**Task brief**
In the material below, the lines containing the word "Iterator" are required; copy each of them.

┄┄┄┄┄┄┄┄┄┄

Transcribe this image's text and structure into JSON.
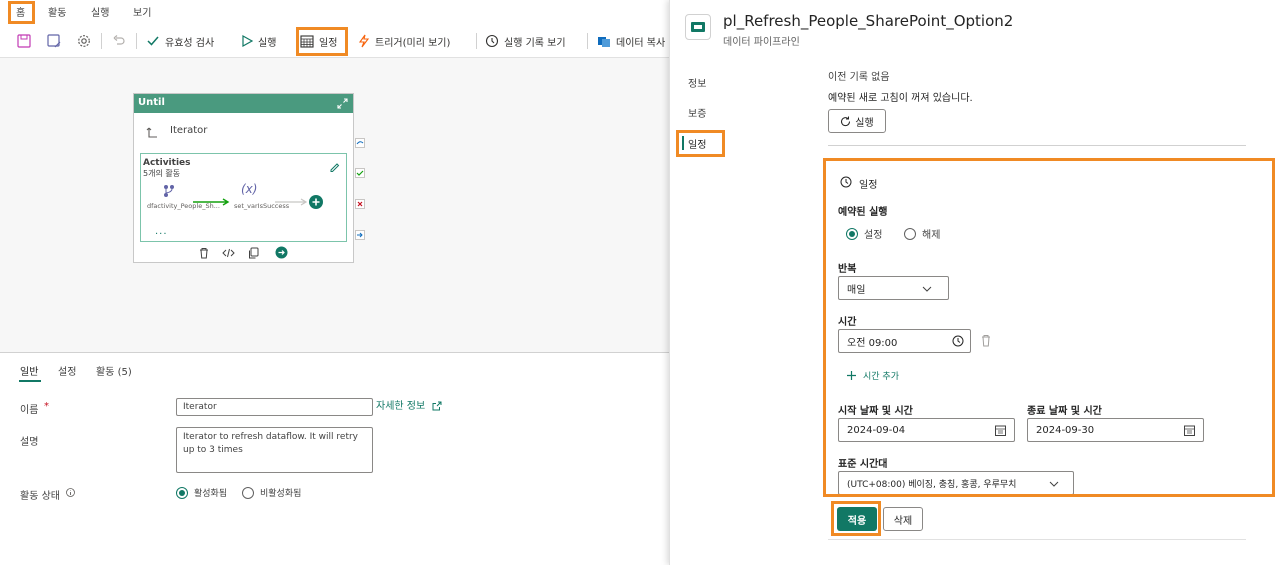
{
  "menu": {
    "home": "홈",
    "activity": "활동",
    "run": "실행",
    "view": "보기"
  },
  "toolbar": {
    "validate": "유효성 검사",
    "run": "실행",
    "schedule": "일정",
    "trigger": "트리거(미리 보기)",
    "run_history": "실행 기록 보기",
    "data": "데이터 복사"
  },
  "canvas": {
    "until_title": "Until",
    "iterator_label": "Iterator",
    "activities_title": "Activities",
    "activities_count": "5개의 활동",
    "node1": "dfactivity_People_Sh...",
    "node2_symbol": "(x)",
    "node2": "set_varIsSuccess",
    "ellipsis": "..."
  },
  "properties": {
    "tabs": [
      "일반",
      "설정",
      "활동 (5)"
    ],
    "name_label": "이름",
    "name_required": "*",
    "name_value": "Iterator",
    "more_info": "자세한 정보",
    "description_label": "설명",
    "description_value": "Iterator to refresh dataflow. It will retry up to 3 times",
    "status_label": "활동 상태",
    "status_active": "활성화됨",
    "status_inactive": "비활성화됨"
  },
  "panel": {
    "title": "pl_Refresh_People_SharePoint_Option2",
    "subtitle": "데이터 파이프라인",
    "nav": [
      "정보",
      "보증",
      "일정"
    ],
    "no_history": "이전 기록 없음",
    "refresh_off": "예약된 새로 고침이 꺼져 있습니다.",
    "run_button": "실행",
    "schedule_header": "일정",
    "scheduled_run_label": "예약된 실행",
    "on": "설정",
    "off": "해제",
    "repeat_label": "반복",
    "repeat_value": "매일",
    "time_label": "시간",
    "time_value": "오전 09:00",
    "add_time": "시간 추가",
    "start_label": "시작 날짜 및 시간",
    "start_value": "2024-09-04",
    "end_label": "종료 날짜 및 시간",
    "end_value": "2024-09-30",
    "timezone_label": "표준 시간대",
    "timezone_value": "(UTC+08:00) 베이징, 충칭, 홍콩, 우루무치",
    "apply": "적용",
    "delete": "삭제"
  },
  "colors": {
    "accent": "#117865",
    "highlight": "#f08a24",
    "until_header": "#4a9a7f"
  }
}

┄┄┄┄┄┄┄┄┄┄

**Answer to the problem**
    "iterator_label": "Iterator",
    "name_value": "Iterator",
    "description_value": "Iterator to refresh dataflow. It will retry up to 3 times",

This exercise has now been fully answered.